Dataset excerpt:

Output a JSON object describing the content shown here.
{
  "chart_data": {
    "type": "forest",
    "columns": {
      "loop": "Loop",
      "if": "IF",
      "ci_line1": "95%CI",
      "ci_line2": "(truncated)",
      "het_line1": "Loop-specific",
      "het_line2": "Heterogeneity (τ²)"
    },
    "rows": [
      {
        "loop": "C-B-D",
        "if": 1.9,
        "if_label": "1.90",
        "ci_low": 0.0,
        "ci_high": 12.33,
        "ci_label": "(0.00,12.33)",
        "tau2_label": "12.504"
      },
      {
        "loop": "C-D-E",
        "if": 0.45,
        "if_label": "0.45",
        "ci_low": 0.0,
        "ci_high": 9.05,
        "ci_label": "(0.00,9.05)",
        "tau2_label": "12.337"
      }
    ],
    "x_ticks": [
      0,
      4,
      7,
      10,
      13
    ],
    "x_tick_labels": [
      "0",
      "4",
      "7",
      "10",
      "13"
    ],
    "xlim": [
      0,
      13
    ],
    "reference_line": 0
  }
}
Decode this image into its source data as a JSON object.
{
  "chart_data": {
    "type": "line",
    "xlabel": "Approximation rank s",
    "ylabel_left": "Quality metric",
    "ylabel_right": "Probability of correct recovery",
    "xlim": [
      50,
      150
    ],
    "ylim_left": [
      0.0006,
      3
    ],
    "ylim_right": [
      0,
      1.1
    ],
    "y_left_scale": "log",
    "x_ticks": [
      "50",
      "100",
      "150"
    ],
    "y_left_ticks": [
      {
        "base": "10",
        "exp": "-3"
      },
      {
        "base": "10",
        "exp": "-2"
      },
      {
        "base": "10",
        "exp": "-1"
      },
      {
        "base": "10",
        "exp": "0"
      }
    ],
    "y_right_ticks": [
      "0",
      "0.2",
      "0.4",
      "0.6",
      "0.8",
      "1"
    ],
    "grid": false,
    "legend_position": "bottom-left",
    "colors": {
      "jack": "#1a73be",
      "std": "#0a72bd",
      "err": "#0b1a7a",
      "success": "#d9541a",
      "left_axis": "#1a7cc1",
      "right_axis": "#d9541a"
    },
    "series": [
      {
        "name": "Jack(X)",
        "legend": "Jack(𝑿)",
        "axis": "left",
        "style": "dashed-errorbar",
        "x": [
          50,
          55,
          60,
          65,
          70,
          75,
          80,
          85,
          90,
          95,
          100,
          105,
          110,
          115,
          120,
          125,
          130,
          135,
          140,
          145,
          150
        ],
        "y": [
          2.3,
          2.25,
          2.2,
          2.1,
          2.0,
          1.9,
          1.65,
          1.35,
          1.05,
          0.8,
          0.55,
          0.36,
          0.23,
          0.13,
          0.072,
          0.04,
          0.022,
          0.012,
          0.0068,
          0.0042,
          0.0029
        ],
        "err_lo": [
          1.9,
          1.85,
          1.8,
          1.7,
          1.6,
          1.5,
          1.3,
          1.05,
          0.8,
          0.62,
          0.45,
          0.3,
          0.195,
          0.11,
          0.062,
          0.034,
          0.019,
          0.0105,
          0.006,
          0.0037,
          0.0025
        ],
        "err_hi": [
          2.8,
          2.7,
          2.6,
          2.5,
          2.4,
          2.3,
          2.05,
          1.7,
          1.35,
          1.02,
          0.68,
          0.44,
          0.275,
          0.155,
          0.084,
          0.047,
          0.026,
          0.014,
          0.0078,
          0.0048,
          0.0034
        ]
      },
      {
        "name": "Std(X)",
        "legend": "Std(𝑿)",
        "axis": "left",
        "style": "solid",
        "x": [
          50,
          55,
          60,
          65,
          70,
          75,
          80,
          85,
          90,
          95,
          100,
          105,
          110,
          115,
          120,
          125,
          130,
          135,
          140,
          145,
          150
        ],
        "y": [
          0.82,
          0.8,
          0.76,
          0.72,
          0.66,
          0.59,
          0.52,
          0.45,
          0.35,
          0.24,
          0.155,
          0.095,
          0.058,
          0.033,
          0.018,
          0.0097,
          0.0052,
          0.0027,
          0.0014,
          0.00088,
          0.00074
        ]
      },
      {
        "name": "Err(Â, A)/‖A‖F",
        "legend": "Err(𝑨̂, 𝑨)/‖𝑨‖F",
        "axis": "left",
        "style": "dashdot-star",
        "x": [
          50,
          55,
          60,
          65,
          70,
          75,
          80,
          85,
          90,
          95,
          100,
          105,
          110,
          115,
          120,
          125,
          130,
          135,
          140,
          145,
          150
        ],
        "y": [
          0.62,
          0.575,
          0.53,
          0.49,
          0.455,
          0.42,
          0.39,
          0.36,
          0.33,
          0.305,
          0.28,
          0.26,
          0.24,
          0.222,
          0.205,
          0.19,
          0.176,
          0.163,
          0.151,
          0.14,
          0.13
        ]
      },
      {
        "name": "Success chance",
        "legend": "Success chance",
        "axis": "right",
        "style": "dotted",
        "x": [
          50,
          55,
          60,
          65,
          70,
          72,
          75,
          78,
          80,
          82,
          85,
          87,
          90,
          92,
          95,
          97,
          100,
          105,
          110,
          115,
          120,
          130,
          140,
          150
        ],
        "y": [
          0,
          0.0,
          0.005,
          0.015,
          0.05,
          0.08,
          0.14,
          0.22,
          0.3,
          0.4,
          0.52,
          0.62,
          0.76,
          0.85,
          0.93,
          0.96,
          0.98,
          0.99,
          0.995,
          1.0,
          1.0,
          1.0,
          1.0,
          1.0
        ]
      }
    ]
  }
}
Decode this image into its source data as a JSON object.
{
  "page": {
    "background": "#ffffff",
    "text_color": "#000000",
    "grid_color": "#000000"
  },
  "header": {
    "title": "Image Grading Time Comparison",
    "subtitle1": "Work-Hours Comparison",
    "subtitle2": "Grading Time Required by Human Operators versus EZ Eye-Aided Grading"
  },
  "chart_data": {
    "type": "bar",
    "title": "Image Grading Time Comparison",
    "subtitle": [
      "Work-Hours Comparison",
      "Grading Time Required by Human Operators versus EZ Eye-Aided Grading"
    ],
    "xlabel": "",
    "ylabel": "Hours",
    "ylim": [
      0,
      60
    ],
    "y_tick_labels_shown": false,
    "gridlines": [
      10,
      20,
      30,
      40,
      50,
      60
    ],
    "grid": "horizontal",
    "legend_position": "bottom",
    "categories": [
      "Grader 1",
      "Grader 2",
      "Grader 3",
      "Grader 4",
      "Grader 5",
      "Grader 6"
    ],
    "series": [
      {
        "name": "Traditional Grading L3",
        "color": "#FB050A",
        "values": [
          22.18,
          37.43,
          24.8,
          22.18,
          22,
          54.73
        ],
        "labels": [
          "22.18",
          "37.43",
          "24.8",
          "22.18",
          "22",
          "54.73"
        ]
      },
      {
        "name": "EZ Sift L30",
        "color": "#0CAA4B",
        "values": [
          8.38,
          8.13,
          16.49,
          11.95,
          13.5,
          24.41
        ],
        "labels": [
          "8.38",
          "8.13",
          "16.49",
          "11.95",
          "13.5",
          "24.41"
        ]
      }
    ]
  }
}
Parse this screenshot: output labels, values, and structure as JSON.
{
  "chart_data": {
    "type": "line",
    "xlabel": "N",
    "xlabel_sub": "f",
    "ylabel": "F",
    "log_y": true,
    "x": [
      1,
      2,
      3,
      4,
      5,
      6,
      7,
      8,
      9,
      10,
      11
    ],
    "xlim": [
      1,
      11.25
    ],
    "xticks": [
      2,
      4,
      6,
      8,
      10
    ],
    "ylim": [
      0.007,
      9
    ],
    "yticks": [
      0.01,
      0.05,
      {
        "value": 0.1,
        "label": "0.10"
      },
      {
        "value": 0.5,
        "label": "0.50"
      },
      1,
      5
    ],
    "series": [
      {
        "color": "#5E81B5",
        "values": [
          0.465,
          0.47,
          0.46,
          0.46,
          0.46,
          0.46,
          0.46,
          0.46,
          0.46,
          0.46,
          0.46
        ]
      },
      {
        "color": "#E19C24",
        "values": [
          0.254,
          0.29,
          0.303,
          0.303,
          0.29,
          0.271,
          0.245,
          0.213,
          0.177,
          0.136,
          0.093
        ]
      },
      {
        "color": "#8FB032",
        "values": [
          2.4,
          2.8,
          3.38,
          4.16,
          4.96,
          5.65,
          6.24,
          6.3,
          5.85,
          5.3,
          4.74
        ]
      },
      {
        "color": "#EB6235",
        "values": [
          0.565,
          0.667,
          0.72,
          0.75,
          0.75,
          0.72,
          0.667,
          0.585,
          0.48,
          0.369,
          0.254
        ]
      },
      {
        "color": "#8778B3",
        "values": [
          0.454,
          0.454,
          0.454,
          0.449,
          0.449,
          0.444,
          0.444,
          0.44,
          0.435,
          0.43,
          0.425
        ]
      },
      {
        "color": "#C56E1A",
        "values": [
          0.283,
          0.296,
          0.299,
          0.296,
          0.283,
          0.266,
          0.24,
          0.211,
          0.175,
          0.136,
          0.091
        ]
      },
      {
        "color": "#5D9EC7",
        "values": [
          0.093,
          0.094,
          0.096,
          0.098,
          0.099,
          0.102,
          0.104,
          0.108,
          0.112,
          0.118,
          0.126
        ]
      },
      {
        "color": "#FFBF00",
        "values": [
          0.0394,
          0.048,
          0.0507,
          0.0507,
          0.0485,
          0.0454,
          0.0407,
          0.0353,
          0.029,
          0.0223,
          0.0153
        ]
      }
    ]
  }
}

▸ Exercise requirements: All lines of the data above that include the word "false" must be shown.

▸ Full solution:
    "grid": false,
    "y_tick_labels_shown": false,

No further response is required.